**Written exercise**
Go through the entries and say how many lines contain the string "this". The number is the whole answer.

>> start Data provided

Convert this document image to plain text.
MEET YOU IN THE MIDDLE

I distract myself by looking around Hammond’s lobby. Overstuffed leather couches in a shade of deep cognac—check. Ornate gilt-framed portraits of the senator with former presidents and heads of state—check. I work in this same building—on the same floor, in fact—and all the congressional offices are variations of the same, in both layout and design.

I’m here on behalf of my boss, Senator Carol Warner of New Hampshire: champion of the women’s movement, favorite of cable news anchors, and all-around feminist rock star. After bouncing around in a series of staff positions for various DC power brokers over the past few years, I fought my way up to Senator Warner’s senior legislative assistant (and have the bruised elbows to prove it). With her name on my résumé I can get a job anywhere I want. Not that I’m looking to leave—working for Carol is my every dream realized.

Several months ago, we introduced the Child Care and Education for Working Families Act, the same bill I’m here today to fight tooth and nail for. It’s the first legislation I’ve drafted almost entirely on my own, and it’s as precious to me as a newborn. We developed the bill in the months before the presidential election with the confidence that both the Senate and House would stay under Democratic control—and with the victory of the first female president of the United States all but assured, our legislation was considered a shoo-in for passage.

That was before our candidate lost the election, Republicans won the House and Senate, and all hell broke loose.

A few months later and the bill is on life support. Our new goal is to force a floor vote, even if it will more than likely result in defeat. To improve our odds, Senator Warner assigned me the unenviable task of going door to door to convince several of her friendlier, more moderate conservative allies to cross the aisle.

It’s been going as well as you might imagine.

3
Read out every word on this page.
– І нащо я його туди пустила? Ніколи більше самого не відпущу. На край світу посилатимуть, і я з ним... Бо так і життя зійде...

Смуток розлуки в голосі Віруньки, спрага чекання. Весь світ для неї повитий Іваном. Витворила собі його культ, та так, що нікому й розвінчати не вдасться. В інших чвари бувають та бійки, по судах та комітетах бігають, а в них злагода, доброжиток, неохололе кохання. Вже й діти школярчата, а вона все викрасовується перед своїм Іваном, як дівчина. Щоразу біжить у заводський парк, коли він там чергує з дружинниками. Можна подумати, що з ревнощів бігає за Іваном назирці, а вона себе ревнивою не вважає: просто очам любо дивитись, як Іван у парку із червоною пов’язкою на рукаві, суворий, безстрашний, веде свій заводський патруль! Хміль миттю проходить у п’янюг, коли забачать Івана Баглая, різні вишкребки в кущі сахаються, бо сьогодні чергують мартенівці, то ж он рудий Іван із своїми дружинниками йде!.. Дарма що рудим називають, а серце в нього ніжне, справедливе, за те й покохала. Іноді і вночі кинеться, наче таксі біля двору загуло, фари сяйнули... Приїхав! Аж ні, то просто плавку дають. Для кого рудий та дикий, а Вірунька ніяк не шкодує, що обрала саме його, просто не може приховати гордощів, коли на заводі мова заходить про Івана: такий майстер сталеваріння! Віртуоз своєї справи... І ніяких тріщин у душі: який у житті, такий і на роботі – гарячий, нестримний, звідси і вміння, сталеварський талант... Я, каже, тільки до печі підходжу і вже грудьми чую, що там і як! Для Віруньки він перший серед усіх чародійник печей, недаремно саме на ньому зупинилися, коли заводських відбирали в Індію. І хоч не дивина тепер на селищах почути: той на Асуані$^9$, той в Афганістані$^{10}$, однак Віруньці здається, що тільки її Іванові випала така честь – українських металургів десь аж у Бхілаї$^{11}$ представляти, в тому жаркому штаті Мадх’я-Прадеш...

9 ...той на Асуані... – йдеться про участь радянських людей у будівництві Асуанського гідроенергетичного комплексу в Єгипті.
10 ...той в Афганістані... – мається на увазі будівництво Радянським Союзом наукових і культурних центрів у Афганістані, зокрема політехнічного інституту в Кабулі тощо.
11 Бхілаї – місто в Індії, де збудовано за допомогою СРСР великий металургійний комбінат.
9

>> end Data provided

**Exercise response**
3